WHAT IS NEEDED
Below are the records. Gather each line that holds "into".

╔══

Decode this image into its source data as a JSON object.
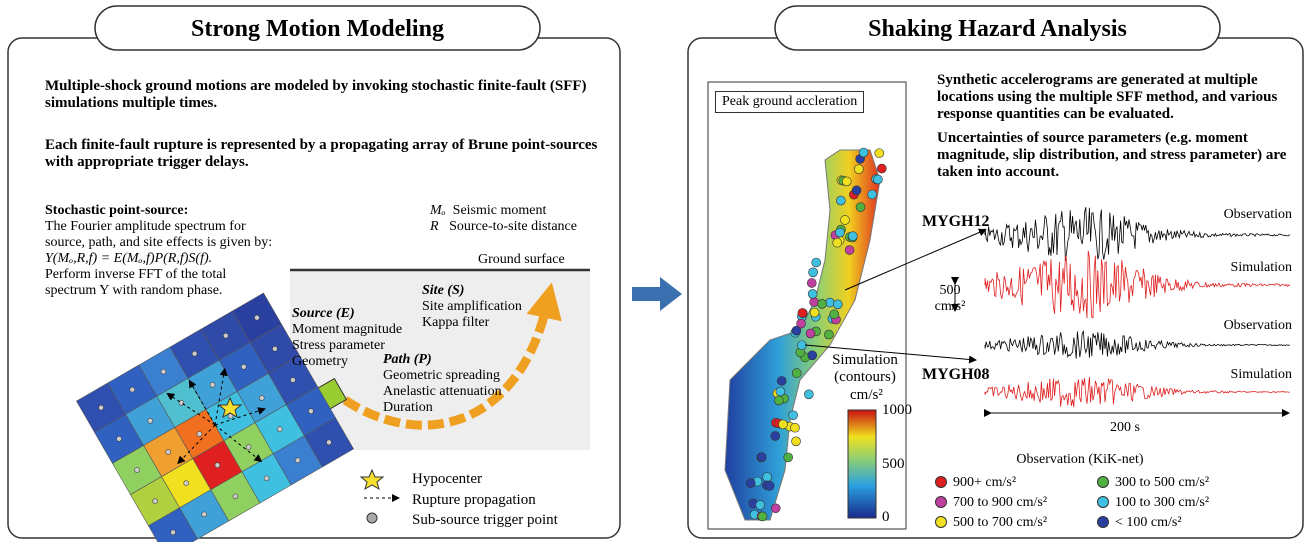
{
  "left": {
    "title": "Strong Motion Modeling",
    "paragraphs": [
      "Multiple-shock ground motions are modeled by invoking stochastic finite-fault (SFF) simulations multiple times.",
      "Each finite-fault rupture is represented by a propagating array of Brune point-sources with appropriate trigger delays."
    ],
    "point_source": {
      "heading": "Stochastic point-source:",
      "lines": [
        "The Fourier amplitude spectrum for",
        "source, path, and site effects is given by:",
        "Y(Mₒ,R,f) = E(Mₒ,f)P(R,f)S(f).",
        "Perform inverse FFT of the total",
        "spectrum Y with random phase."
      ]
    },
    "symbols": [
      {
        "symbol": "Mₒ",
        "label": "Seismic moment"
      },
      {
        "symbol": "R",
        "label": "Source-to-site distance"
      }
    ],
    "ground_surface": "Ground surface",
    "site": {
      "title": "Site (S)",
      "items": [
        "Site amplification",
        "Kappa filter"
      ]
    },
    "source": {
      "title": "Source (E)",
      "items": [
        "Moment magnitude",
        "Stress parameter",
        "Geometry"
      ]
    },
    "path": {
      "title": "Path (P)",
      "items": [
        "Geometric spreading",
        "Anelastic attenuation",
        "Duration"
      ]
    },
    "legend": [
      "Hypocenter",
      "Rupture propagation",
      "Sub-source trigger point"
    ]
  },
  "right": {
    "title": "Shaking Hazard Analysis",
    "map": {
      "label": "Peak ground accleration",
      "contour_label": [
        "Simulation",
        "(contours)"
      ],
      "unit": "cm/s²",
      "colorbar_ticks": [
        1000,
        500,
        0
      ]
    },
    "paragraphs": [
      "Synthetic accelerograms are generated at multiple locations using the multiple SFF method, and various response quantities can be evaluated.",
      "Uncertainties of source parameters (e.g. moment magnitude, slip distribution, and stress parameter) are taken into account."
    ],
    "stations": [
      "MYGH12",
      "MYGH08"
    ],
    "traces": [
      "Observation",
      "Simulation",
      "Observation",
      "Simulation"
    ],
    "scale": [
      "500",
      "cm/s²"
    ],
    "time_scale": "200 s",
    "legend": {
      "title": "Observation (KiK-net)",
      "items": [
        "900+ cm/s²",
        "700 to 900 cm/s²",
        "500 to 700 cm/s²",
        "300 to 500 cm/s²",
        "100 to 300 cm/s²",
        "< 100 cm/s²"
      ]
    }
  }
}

╚══
╔══

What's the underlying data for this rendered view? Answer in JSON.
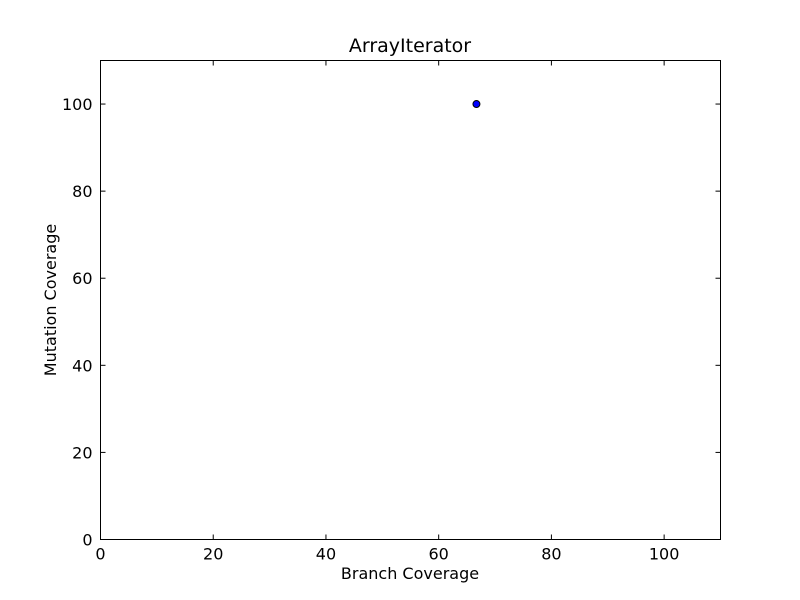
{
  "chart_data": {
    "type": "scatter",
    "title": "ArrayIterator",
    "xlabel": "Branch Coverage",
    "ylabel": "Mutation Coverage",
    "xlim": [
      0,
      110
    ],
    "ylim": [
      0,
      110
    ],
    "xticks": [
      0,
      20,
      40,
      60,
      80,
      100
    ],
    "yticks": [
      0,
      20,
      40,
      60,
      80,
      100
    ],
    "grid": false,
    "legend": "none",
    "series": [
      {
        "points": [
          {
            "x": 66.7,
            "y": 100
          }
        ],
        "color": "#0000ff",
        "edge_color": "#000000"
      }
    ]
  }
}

╚══

IN RESPONSE
Decode this image into its source data as a JSON object.
      "Uncertainties of source parameters (e.g. moment magnitude, slip distribution, and stress parameter) are taken into account."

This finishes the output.